§ **DESCRIPTION OF THE TASK**
Report back each line of the records that contains the string "reconstruction".

§ **SOURCE RECORDS**

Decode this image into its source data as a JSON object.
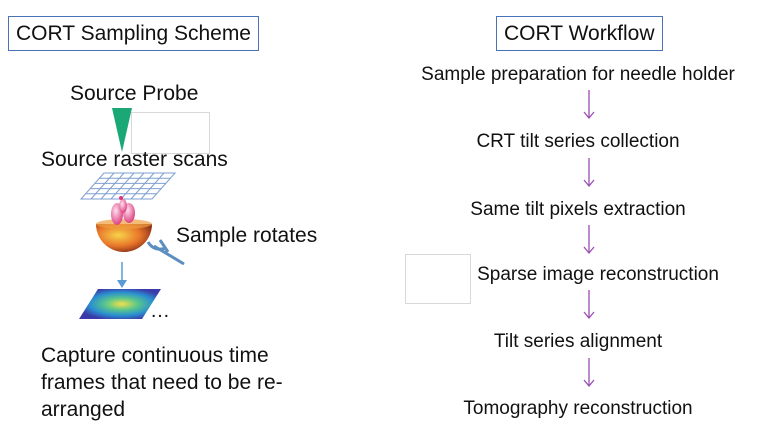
{
  "left": {
    "title": "CORT Sampling Scheme",
    "source_probe": "Source Probe",
    "source_raster": "Source raster scans",
    "sample_rotates": "Sample rotates",
    "ellipsis": "…",
    "caption_lines": [
      "Capture continuous time",
      "frames that need to be re-",
      "arranged"
    ]
  },
  "right": {
    "title": "CORT Workflow",
    "steps": [
      "Sample preparation for needle holder",
      "CRT tilt series collection",
      "Same tilt pixels extraction",
      "Sparse image reconstruction",
      "Tilt series alignment",
      "Tomography reconstruction"
    ]
  },
  "colors": {
    "title_border": "#4a73b8",
    "probe": "#1aa877",
    "grid": "#7f9fd0",
    "workflow_arrow": "#9a4fb3",
    "sample_arrow": "#5b9bd5"
  }
}
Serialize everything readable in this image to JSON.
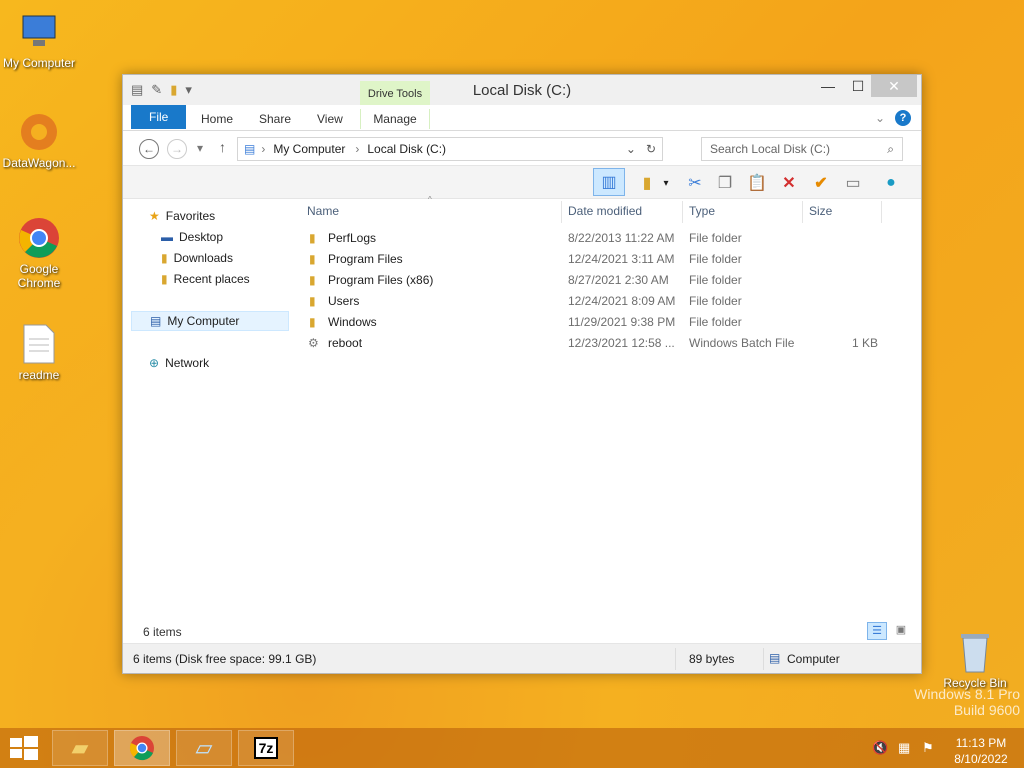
{
  "desktop": {
    "icons": [
      {
        "label": "My Computer"
      },
      {
        "label": "DataWagon..."
      },
      {
        "label": "Google Chrome"
      },
      {
        "label": "readme"
      },
      {
        "label": "Recycle Bin"
      }
    ],
    "watermark": {
      "line1": "Windows 8.1 Pro",
      "line2": "Build 9600"
    }
  },
  "window": {
    "title": "Local Disk (C:)",
    "close": "✕",
    "maximize": "☐",
    "minimize": "—"
  },
  "ribbon": {
    "file": "File",
    "home": "Home",
    "share": "Share",
    "view": "View",
    "context": "Drive Tools",
    "manage": "Manage"
  },
  "address": {
    "crumbs": [
      "My Computer",
      "Local Disk (C:)"
    ]
  },
  "search": {
    "placeholder": "Search Local Disk (C:)"
  },
  "nav": {
    "favorites": "Favorites",
    "desktop": "Desktop",
    "downloads": "Downloads",
    "recent": "Recent places",
    "computer": "My Computer",
    "network": "Network"
  },
  "columns": {
    "name": "Name",
    "date": "Date modified",
    "type": "Type",
    "size": "Size"
  },
  "files": [
    {
      "name": "PerfLogs",
      "date": "8/22/2013 11:22 AM",
      "type": "File folder",
      "size": ""
    },
    {
      "name": "Program Files",
      "date": "12/24/2021 3:11 AM",
      "type": "File folder",
      "size": ""
    },
    {
      "name": "Program Files (x86)",
      "date": "8/27/2021 2:30 AM",
      "type": "File folder",
      "size": ""
    },
    {
      "name": "Users",
      "date": "12/24/2021 8:09 AM",
      "type": "File folder",
      "size": ""
    },
    {
      "name": "Windows",
      "date": "11/29/2021 9:38 PM",
      "type": "File folder",
      "size": ""
    },
    {
      "name": "reboot",
      "date": "12/23/2021 12:58 ...",
      "type": "Windows Batch File",
      "size": "1 KB"
    }
  ],
  "status": {
    "items": "6 items",
    "details": "6 items (Disk free space: 99.1 GB)",
    "bytes": "89 bytes",
    "location": "Computer"
  },
  "tray": {
    "time": "11:13 PM",
    "date": "8/10/2022"
  }
}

§ **SOLUTION TO THIS PROBLEM**
      "Sparse image reconstruction",
      "Tomography reconstruction"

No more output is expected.